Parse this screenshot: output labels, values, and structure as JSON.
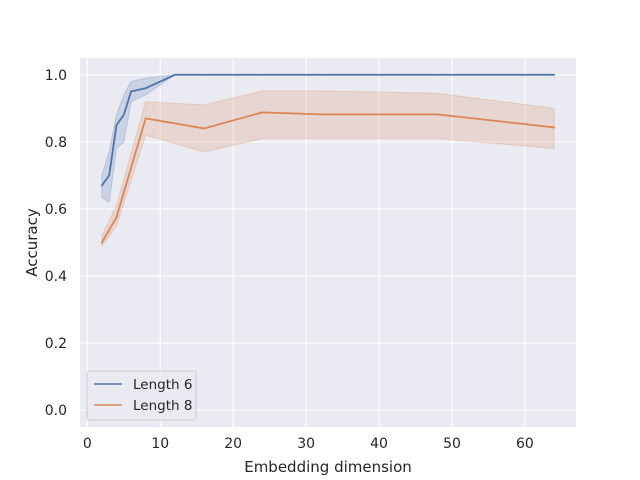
{
  "chart_data": {
    "type": "line",
    "title": "",
    "xlabel": "Embedding dimension",
    "ylabel": "Accuracy",
    "xlim": [
      -1,
      67
    ],
    "ylim": [
      -0.05,
      1.05
    ],
    "xticks": [
      0,
      10,
      20,
      30,
      40,
      50,
      60
    ],
    "yticks": [
      0.0,
      0.2,
      0.4,
      0.6,
      0.8,
      1.0
    ],
    "xtick_labels": [
      "0",
      "10",
      "20",
      "30",
      "40",
      "50",
      "60"
    ],
    "ytick_labels": [
      "0.0",
      "0.2",
      "0.4",
      "0.6",
      "0.8",
      "1.0"
    ],
    "grid": true,
    "background": "#eaeaf2",
    "legend_position": "lower-left",
    "series": [
      {
        "name": "Length 6",
        "color": "#4c72b0",
        "x": [
          2,
          3,
          4,
          5,
          6,
          8,
          12,
          16,
          24,
          32,
          48,
          64
        ],
        "y": [
          0.67,
          0.7,
          0.85,
          0.88,
          0.95,
          0.96,
          1.0,
          1.0,
          1.0,
          1.0,
          1.0,
          1.0
        ],
        "ci_lower": [
          0.635,
          0.62,
          0.78,
          0.8,
          0.92,
          0.94,
          1.0,
          1.0,
          1.0,
          1.0,
          1.0,
          1.0
        ],
        "ci_upper": [
          0.7,
          0.77,
          0.88,
          0.94,
          0.98,
          0.99,
          1.0,
          1.0,
          1.0,
          1.0,
          1.0,
          1.0
        ]
      },
      {
        "name": "Length 8",
        "color": "#dd8452",
        "x": [
          2,
          4,
          8,
          16,
          24,
          32,
          48,
          64
        ],
        "y": [
          0.5,
          0.575,
          0.87,
          0.84,
          0.888,
          0.882,
          0.882,
          0.843
        ],
        "ci_lower": [
          0.49,
          0.55,
          0.82,
          0.77,
          0.81,
          0.81,
          0.81,
          0.78
        ],
        "ci_upper": [
          0.52,
          0.61,
          0.92,
          0.91,
          0.952,
          0.952,
          0.945,
          0.9
        ]
      }
    ]
  }
}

######

• The problem: Give the material again exactly as it is, but keep the pictures out.

• Result for this task:
Parse this screenshot: output labels, values, and structure as JSON.
{
  "chart_data": {
    "type": "line",
    "title": "",
    "xlabel": "Embedding dimension",
    "ylabel": "Accuracy",
    "xlim": [
      -1,
      67
    ],
    "ylim": [
      -0.05,
      1.05
    ],
    "xticks": [
      0,
      10,
      20,
      30,
      40,
      50,
      60
    ],
    "yticks": [
      0.0,
      0.2,
      0.4,
      0.6,
      0.8,
      1.0
    ],
    "xtick_labels": [
      "0",
      "10",
      "20",
      "30",
      "40",
      "50",
      "60"
    ],
    "ytick_labels": [
      "0.0",
      "0.2",
      "0.4",
      "0.6",
      "0.8",
      "1.0"
    ],
    "grid": true,
    "background": "#eaeaf2",
    "legend_position": "lower-left",
    "series": [
      {
        "name": "Length 6",
        "color": "#4c72b0",
        "x": [
          2,
          3,
          4,
          5,
          6,
          8,
          12,
          16,
          24,
          32,
          48,
          64
        ],
        "y": [
          0.67,
          0.7,
          0.85,
          0.88,
          0.95,
          0.96,
          1.0,
          1.0,
          1.0,
          1.0,
          1.0,
          1.0
        ],
        "ci_lower": [
          0.635,
          0.62,
          0.78,
          0.8,
          0.92,
          0.94,
          1.0,
          1.0,
          1.0,
          1.0,
          1.0,
          1.0
        ],
        "ci_upper": [
          0.7,
          0.77,
          0.88,
          0.94,
          0.98,
          0.99,
          1.0,
          1.0,
          1.0,
          1.0,
          1.0,
          1.0
        ]
      },
      {
        "name": "Length 8",
        "color": "#dd8452",
        "x": [
          2,
          4,
          8,
          16,
          24,
          32,
          48,
          64
        ],
        "y": [
          0.5,
          0.575,
          0.87,
          0.84,
          0.888,
          0.882,
          0.882,
          0.843
        ],
        "ci_lower": [
          0.49,
          0.55,
          0.82,
          0.77,
          0.81,
          0.81,
          0.81,
          0.78
        ],
        "ci_upper": [
          0.52,
          0.61,
          0.92,
          0.91,
          0.952,
          0.952,
          0.945,
          0.9
        ]
      }
    ]
  }
}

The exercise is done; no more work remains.